4.1 parallelize module

注意: 这里比较重要的是 parallelize_plan, 根据这个plan 我们递归的将model的不同部分进行parallelize.

python
def parallelize_module(  # type: ignore[return]
    module: nn.Module,
    device_mesh: DeviceMesh,
    parallelize_plan: Union[ParallelStyle, Dict[str, ParallelStyle]],
) -> nn.Module:
    """
    Apply Tensor Parallelism in PyTorch by parallelizing modules or sub-modules based on a user-specified plan.

    We parallelize module or sub_modules based on a parallelize_plan. The parallelize_plan contains
    :class:`ParallelStyle`, which indicates how user wants the module or sub_module
    to be parallelized.

    User can also specify different parallel style per module fully qualified name (FQN).

    Note that ``parallelize_module`` only accepts a 1-D :class:`DeviceMesh`, if you have a 2-D or N-D :class:`DeviceMesh`,
    slice the DeviceMesh to a 1-D sub DeviceMesh first then pass to this API(i.e. ``device_mesh[\"tp\"]``)

    Args:
        module (:class:`nn.Module`):
            Module to be parallelized.
        device_mesh (:class:`DeviceMesh`):
            Object which describes the mesh topology
            of devices for the DTensor.
        parallelize_plan (Union[:class:`ParallelStyle`, Dict[str, :class:`ParallelStyle`]]):
            The plan used to parallelize the module. It can be either a
            :class:`ParallelStyle` object which contains how
            we prepare input/output for Tensor Parallelism or it can be a
            dict of module FQN and its corresponding :class:`ParallelStyle` object.
    Return:
        A :class:`nn.Module` object parallelized.

    Example::
        >>> # xdoctest: +SKIP("distributed")
        >>> from torch.distributed.tensor.parallel import parallelize_module, ColwiseParallel
        >>> from torch.distributed.device_mesh import init_device_mesh
        >>>
        >>> # Define the module.
        >>> m = Model(...)
        >>> tp_mesh = init_device_mesh("cuda", (8,))
        >>> m = parallelize_module(m, tp_mesh, {"w1": ColwiseParallel(), "w2": RowwiseParallel()})

# 任务要求
1/ 请原样返回练习文本中从“Apply Tensor Parallelism”到“Module to be parallelized.”的内容，首尾两处均包括在内。
2/ 请判断以下各项陈述是否与练习文本相符，逐项回答“是”或“否”，并原文引用起决定作用的字句：(a) parallelize_module 只接受一维的 DeviceMesh；(b) parallelize_plan 只能是一个 ParallelStyle 对象；(c) 根据 parallelize_plan，会递归地对 model 的不同部分进行 parallelize。

[已保存条目]
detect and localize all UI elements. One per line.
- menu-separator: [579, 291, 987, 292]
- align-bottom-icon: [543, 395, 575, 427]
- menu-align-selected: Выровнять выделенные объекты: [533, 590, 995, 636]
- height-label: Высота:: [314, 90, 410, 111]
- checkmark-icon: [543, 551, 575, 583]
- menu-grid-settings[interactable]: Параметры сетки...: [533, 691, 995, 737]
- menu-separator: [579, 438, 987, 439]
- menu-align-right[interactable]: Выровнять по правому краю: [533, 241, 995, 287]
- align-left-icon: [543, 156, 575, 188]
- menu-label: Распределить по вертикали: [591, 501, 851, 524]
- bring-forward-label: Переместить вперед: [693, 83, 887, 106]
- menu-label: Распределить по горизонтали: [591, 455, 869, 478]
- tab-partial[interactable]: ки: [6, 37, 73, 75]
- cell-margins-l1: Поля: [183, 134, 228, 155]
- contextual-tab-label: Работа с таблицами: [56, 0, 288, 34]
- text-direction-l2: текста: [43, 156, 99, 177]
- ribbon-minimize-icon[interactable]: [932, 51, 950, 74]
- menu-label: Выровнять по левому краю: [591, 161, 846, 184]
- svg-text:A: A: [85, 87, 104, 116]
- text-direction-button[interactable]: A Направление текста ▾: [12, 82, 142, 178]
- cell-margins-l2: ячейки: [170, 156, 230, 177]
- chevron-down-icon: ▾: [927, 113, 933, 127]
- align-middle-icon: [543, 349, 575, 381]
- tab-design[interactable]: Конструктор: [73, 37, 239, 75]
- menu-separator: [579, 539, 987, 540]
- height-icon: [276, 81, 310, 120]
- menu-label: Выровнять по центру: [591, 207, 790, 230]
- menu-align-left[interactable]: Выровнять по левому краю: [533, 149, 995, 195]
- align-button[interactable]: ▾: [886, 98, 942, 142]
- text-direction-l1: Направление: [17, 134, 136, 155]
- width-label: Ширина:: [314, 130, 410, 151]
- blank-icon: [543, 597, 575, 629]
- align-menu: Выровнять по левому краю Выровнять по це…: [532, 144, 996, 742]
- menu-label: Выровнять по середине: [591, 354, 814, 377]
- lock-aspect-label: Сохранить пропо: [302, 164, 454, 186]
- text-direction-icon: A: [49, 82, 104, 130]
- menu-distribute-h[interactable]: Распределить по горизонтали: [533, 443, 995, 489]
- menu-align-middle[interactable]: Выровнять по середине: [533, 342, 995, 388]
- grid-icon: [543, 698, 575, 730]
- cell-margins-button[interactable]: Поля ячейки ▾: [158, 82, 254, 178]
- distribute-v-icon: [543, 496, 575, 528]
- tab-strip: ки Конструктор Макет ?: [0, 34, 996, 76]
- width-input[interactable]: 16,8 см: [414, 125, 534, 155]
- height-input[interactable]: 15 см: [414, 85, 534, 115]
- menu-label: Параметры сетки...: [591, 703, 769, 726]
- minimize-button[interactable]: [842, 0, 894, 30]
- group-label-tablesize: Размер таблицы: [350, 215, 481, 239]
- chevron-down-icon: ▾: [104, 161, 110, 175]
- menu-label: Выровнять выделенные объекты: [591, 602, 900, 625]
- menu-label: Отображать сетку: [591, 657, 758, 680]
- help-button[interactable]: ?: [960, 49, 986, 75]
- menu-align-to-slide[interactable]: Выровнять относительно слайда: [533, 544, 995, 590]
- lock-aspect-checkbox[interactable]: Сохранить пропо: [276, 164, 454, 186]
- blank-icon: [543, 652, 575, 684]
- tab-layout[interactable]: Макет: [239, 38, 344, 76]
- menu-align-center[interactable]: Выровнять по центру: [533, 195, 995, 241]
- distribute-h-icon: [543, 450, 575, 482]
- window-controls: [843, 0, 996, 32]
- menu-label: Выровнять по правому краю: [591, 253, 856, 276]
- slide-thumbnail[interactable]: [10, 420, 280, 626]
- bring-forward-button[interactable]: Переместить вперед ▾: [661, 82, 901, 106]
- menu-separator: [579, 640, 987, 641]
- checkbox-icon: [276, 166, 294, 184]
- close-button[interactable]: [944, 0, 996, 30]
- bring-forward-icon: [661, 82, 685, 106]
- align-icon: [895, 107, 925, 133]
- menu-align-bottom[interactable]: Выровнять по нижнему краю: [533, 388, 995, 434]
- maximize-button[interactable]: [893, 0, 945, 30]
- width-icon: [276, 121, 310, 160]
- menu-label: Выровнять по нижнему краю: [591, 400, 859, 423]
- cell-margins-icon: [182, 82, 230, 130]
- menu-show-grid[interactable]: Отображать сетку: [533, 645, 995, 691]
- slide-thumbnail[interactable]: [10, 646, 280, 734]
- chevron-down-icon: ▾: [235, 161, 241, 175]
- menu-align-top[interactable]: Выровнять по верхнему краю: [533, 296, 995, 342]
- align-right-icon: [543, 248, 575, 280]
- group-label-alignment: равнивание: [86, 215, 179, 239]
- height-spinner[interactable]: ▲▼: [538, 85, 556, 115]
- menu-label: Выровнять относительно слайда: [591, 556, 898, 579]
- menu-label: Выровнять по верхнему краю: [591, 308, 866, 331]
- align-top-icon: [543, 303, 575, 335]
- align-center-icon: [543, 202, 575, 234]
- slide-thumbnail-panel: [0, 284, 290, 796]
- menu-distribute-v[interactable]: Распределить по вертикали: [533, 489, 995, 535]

# 题目解答
1/
Apply Tensor Parallelism in PyTorch by parallelizing modules or sub-modules based on a user-specified plan.

    We parallelize module or sub_modules based on a parallelize_plan. The parallelize_plan contains
    :class:`ParallelStyle`, which indicates how user wants the module or sub_module
    to be parallelized.

    User can also specify different parallel style per module fully qualified name (FQN).

    Note that ``parallelize_module`` only accepts a 1-D :class:`DeviceMesh`, if you have a 2-D or N-D :class:`DeviceMesh`,
    slice the DeviceMesh to a 1-D sub DeviceMesh first then pass to this API(i.e. ``device_mesh[\"tp\"]``)

    Args:
        module (:class:`nn.Module`):
            Module to be parallelized.

2/
(a) 是。“Note that ``parallelize_module`` only accepts a 1-D :class:`DeviceMesh`”
(b) 否。“or it can be a dict of module FQN and its corresponding :class:`ParallelStyle` object”
(c) 是。“根据这个plan 我们递归的将model的不同部分进行parallelize”